══ Input records ══

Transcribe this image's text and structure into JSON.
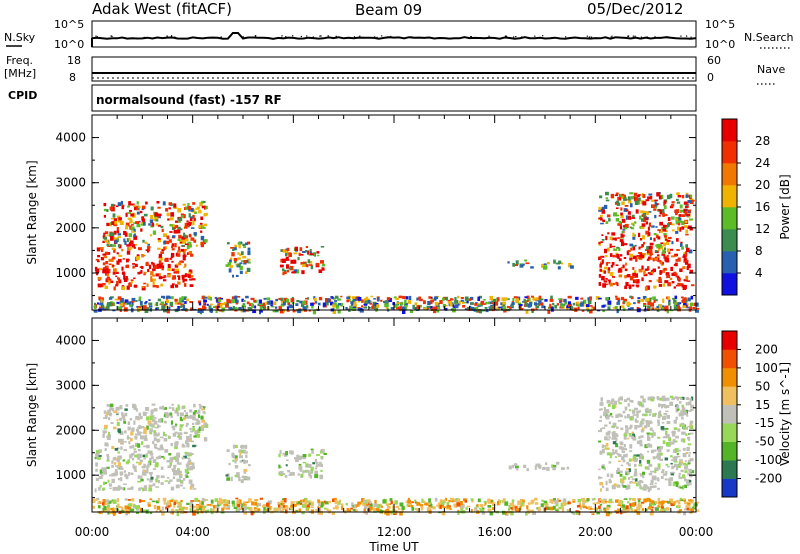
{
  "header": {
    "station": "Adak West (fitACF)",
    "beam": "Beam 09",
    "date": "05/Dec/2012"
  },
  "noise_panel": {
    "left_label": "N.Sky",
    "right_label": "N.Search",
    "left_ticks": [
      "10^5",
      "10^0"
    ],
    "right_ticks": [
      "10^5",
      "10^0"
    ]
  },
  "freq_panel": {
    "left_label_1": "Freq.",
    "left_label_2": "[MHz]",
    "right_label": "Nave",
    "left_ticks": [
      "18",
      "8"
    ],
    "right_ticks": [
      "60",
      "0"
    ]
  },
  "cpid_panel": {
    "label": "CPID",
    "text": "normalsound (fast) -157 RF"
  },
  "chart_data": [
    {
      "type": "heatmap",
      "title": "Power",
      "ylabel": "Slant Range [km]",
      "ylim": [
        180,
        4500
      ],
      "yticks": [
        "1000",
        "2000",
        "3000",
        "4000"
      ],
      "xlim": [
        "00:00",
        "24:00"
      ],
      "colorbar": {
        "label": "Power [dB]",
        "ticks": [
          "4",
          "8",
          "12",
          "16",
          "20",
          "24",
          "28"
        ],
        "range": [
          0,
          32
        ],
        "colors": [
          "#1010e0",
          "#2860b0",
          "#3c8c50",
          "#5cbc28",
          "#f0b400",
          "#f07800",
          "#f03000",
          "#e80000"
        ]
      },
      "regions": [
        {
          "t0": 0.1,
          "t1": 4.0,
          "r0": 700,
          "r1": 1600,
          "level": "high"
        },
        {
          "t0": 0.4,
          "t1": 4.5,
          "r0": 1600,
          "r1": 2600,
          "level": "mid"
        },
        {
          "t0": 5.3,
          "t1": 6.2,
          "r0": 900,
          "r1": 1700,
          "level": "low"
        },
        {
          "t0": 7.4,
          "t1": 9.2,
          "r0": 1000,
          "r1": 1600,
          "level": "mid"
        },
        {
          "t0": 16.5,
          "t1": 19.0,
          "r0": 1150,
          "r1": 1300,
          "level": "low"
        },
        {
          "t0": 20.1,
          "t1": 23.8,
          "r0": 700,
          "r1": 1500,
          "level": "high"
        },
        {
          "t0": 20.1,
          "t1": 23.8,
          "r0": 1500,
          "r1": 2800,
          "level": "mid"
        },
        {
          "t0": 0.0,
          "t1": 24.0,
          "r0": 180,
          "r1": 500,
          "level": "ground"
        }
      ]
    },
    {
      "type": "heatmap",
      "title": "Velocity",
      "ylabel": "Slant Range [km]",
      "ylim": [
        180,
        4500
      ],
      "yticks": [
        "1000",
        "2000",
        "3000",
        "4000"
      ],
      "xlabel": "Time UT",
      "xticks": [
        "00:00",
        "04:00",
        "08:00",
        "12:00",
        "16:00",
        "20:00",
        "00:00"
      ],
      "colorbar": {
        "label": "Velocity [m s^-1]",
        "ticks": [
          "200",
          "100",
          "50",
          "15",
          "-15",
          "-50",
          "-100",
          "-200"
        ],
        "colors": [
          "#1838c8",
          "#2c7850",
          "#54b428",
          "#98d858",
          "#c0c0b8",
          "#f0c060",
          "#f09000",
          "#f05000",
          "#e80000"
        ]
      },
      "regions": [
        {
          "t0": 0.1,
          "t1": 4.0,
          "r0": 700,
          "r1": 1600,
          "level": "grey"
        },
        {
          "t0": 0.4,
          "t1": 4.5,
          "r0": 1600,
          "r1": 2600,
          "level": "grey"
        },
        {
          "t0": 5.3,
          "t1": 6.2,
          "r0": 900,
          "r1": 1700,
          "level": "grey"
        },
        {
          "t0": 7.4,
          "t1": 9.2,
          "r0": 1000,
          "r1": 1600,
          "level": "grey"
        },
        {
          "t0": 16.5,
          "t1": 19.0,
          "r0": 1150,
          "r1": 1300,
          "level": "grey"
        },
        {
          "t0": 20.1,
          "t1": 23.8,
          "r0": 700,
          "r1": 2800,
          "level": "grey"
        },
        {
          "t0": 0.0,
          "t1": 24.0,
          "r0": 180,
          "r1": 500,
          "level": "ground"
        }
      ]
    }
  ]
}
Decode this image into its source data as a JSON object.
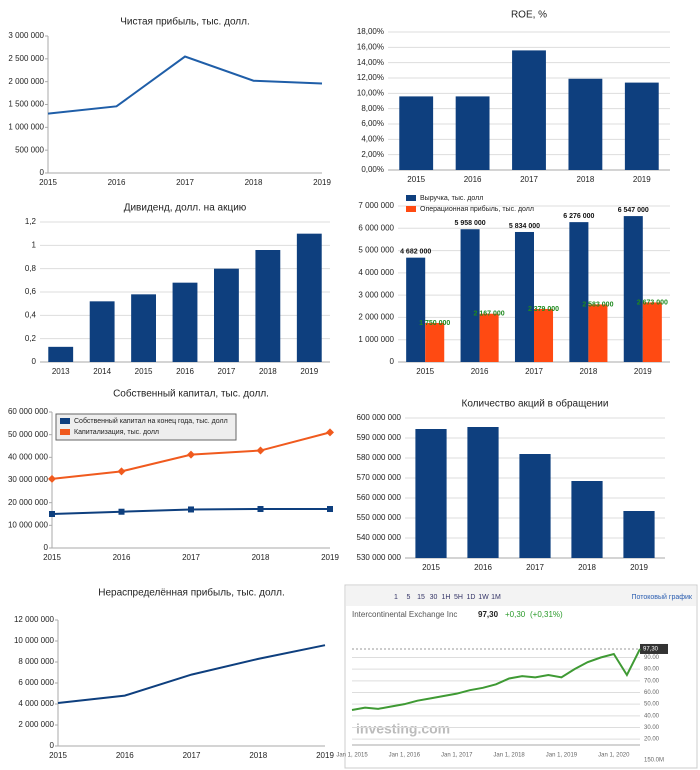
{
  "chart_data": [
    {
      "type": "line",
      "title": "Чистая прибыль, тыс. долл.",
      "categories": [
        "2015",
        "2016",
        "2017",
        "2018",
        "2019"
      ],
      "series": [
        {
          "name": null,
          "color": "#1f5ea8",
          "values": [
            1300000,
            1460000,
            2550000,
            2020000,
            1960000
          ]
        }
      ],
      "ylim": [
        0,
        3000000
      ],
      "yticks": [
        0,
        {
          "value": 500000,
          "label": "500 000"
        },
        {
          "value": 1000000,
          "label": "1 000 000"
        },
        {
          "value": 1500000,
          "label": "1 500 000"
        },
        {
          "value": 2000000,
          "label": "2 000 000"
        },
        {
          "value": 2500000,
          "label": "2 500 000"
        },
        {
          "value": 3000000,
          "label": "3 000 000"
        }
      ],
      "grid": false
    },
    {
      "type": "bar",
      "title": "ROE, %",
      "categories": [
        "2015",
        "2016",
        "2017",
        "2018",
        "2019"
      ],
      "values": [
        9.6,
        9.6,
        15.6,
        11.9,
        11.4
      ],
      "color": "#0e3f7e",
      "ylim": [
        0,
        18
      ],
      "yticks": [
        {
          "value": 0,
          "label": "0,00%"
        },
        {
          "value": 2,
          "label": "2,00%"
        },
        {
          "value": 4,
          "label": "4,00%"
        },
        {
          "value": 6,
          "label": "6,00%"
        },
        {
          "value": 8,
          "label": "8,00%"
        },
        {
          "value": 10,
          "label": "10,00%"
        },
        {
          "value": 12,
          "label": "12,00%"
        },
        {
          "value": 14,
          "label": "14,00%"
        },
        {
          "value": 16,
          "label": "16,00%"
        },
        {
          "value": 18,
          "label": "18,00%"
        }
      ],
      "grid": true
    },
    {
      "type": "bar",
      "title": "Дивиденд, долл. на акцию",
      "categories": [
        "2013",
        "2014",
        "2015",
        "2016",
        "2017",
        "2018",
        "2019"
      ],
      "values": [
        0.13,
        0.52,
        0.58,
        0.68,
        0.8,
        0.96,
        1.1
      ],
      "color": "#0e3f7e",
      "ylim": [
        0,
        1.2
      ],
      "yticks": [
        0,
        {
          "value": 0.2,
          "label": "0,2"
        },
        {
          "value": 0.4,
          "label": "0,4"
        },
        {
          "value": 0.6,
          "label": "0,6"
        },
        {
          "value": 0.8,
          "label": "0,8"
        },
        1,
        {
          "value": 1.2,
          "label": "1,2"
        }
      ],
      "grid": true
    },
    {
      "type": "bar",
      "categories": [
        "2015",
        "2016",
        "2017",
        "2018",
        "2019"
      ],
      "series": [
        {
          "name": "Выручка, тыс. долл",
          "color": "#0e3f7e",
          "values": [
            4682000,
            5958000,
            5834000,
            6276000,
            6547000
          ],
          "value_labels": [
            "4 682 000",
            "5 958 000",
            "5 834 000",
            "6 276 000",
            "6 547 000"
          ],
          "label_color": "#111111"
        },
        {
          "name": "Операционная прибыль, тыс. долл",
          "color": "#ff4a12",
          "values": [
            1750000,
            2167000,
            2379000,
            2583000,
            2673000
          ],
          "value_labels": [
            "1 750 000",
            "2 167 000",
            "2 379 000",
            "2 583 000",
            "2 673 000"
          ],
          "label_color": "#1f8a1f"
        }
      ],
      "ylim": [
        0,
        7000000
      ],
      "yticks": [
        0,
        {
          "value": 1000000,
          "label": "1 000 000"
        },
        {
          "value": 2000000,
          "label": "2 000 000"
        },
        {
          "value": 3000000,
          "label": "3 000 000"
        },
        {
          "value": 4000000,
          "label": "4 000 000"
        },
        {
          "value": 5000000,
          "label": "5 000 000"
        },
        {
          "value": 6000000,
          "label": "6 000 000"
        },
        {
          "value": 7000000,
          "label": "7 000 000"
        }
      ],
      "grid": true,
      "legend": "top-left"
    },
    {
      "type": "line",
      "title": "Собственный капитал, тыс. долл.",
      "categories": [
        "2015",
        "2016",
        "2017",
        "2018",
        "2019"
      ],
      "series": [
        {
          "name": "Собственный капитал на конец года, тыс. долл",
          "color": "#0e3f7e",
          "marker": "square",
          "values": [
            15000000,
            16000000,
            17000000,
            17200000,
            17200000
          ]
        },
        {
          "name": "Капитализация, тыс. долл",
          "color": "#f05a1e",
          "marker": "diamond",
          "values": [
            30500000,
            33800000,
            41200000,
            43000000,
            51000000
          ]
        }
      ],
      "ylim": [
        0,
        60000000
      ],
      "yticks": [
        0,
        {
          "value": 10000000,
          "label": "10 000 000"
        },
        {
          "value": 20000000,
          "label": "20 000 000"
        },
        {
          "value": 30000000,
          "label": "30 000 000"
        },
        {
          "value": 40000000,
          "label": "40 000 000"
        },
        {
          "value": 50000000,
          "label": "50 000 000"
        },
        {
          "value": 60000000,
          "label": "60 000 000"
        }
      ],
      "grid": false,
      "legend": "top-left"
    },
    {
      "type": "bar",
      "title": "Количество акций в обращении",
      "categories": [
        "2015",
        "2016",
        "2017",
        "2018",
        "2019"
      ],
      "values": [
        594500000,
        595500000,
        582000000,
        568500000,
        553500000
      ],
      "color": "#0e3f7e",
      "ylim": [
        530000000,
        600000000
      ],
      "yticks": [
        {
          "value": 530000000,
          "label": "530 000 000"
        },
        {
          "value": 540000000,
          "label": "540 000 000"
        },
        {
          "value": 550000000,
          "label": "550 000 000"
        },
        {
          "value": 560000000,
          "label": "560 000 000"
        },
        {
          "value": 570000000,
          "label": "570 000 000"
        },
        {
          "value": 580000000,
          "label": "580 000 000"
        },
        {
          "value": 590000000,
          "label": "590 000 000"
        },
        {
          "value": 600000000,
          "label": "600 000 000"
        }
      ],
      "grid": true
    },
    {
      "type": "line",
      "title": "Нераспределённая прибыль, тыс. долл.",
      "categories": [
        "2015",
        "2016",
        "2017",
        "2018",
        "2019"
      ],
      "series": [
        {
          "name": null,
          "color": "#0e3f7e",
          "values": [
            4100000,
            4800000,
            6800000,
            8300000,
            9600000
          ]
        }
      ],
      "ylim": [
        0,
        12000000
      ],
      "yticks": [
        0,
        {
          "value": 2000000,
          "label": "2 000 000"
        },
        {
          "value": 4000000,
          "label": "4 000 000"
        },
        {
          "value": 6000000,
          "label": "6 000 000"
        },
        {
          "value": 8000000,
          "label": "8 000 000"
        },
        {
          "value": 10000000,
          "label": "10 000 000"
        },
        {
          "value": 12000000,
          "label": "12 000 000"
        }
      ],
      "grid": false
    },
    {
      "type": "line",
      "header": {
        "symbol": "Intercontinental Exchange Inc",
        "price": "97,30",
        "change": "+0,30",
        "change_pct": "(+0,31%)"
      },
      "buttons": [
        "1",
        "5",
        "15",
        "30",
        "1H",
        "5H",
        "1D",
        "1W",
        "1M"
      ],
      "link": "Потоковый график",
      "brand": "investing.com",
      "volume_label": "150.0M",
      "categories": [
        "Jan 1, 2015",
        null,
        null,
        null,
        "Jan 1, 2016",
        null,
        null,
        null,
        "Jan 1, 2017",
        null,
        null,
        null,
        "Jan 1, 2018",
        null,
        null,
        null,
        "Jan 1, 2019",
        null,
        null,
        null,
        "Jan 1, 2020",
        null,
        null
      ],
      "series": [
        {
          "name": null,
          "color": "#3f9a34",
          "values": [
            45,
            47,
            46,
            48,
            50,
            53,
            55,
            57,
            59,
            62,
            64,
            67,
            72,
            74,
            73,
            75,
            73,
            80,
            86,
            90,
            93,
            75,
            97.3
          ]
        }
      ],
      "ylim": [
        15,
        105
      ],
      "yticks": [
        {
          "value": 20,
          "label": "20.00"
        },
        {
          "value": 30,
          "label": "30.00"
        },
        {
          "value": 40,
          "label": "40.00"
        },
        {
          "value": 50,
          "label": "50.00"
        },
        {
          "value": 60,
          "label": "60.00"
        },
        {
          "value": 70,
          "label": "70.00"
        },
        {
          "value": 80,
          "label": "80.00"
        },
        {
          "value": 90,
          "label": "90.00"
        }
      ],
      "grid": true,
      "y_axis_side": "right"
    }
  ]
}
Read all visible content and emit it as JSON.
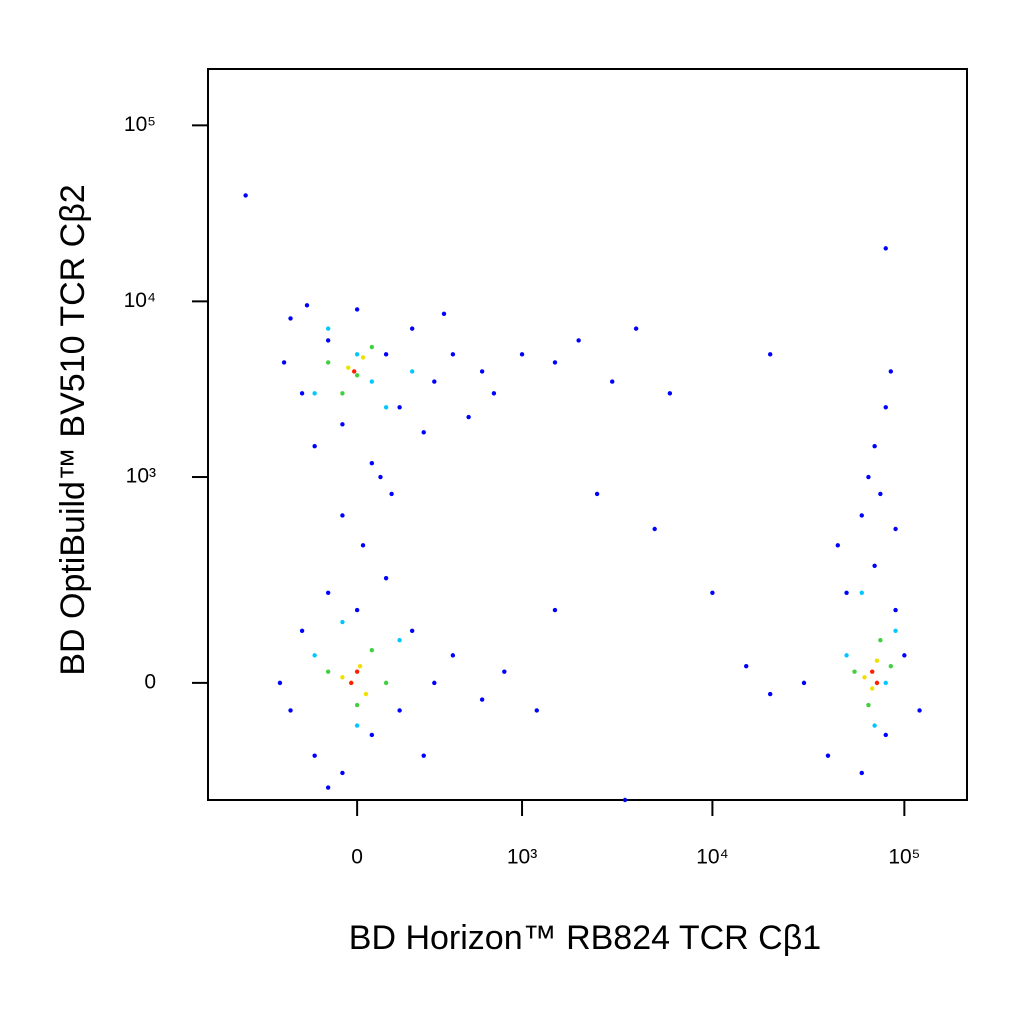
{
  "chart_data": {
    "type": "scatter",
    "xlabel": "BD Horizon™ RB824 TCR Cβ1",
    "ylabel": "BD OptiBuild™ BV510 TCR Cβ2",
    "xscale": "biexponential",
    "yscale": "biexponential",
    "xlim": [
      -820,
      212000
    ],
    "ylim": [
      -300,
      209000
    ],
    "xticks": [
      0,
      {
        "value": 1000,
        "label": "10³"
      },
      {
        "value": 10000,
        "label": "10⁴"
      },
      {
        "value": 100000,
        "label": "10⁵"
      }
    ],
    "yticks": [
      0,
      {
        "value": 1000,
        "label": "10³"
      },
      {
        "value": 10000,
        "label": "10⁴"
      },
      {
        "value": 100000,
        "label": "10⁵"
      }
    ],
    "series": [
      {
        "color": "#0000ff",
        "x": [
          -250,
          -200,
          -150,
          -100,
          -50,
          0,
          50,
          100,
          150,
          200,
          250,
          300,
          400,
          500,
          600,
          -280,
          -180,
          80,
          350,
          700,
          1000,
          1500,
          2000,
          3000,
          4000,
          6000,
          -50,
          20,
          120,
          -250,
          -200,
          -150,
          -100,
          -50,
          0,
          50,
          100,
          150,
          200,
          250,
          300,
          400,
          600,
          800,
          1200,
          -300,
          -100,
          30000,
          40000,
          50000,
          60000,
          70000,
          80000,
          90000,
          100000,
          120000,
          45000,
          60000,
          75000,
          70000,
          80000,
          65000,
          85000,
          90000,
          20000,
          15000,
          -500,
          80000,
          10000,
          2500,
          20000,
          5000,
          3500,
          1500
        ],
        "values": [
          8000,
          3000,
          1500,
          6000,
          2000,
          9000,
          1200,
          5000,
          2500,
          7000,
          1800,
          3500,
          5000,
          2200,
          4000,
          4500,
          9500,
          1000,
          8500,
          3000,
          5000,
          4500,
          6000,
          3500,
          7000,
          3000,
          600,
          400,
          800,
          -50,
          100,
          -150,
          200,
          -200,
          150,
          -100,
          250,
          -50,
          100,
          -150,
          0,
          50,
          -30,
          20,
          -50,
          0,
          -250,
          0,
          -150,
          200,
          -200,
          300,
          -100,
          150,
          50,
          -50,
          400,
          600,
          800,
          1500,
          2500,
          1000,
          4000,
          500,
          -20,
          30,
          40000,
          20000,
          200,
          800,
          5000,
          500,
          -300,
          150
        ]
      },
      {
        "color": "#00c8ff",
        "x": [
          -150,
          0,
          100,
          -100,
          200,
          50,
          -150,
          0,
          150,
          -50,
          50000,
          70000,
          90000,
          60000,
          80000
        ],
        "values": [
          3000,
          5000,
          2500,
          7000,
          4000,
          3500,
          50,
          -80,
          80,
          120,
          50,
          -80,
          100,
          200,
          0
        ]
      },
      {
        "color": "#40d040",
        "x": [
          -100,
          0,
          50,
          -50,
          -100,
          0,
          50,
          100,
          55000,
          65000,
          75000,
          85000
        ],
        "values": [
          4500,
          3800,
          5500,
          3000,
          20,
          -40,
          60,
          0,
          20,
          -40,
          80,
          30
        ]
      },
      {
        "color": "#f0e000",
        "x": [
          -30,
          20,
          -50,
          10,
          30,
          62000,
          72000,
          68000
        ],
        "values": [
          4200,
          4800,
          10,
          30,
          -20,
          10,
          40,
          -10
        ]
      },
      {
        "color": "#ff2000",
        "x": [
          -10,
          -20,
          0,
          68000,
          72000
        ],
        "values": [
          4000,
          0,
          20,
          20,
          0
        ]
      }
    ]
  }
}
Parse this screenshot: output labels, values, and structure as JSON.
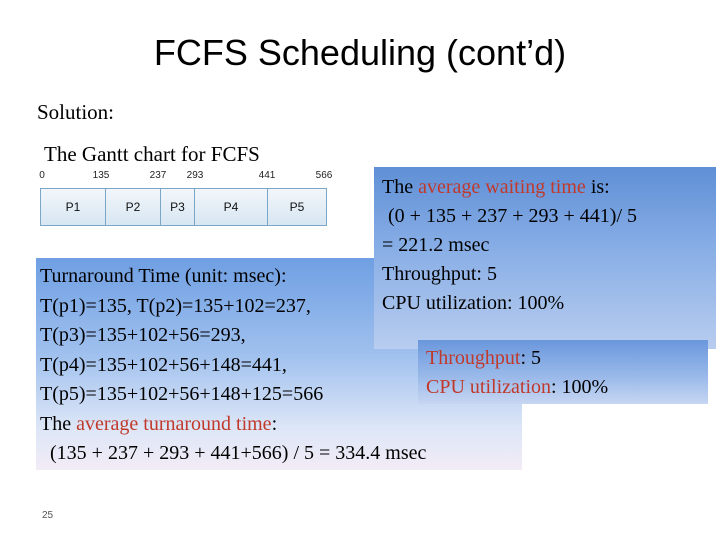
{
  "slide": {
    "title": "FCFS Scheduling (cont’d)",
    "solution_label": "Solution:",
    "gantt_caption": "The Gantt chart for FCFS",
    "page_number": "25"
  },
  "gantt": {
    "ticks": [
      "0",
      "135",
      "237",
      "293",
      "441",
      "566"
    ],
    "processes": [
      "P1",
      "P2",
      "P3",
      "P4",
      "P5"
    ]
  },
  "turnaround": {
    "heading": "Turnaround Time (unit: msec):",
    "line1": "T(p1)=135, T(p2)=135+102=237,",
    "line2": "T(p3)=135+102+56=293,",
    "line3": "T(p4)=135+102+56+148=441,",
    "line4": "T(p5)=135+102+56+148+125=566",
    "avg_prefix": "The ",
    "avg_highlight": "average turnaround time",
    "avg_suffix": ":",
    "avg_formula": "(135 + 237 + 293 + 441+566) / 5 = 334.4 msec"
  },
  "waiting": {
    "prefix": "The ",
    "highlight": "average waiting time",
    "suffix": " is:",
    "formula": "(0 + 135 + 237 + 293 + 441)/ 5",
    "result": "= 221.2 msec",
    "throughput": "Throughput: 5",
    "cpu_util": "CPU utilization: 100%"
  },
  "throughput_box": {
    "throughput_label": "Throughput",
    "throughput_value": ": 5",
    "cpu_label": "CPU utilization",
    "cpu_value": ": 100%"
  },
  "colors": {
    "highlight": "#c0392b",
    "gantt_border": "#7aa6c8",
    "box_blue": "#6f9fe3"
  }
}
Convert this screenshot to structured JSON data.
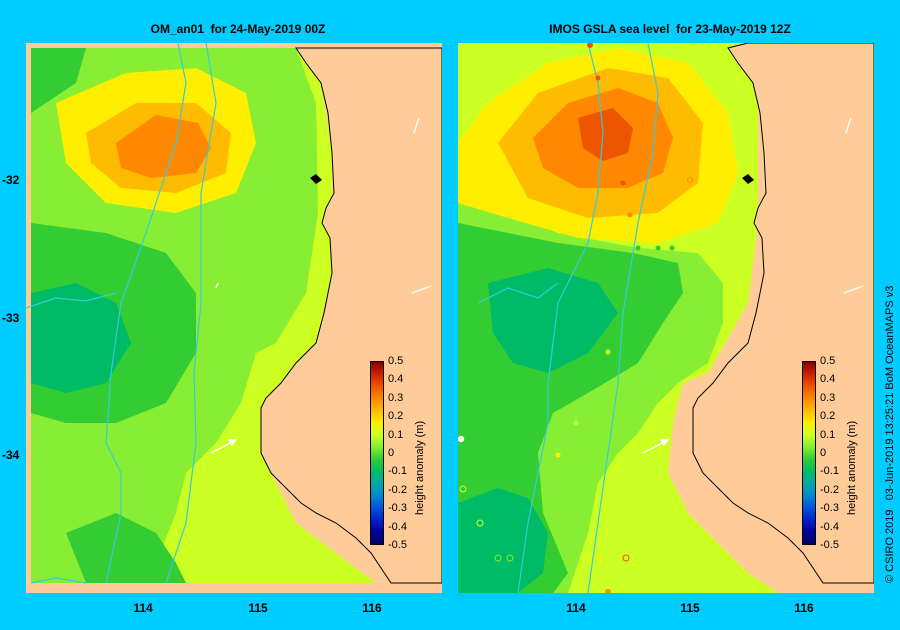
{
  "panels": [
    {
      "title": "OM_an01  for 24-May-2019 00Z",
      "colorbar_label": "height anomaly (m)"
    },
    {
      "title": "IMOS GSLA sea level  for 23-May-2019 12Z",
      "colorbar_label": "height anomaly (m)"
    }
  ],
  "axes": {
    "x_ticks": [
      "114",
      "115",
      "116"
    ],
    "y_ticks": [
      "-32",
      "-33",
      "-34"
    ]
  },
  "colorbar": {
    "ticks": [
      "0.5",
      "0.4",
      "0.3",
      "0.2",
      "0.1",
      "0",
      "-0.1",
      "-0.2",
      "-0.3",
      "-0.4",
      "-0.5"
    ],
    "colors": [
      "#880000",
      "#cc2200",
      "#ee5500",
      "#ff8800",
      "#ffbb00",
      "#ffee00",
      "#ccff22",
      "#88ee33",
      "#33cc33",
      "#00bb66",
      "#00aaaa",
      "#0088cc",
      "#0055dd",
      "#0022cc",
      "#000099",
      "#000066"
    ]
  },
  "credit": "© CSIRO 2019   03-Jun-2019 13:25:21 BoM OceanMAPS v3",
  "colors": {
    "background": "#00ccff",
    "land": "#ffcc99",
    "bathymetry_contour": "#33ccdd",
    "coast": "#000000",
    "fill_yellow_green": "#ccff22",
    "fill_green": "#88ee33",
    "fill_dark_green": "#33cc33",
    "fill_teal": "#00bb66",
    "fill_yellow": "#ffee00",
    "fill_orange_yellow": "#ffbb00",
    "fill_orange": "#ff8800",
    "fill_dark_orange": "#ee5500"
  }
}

═══

● **Aim of the exercise**: Find the lines containing "прибыль" and list every one of them.

● **Answer to this problem**:
      "title": "Чистая прибыль, тыс. долл.",
          "name": "Операционная прибыль, тыс. долл",
      "title": "Нераспределённая прибыль, тыс. долл.",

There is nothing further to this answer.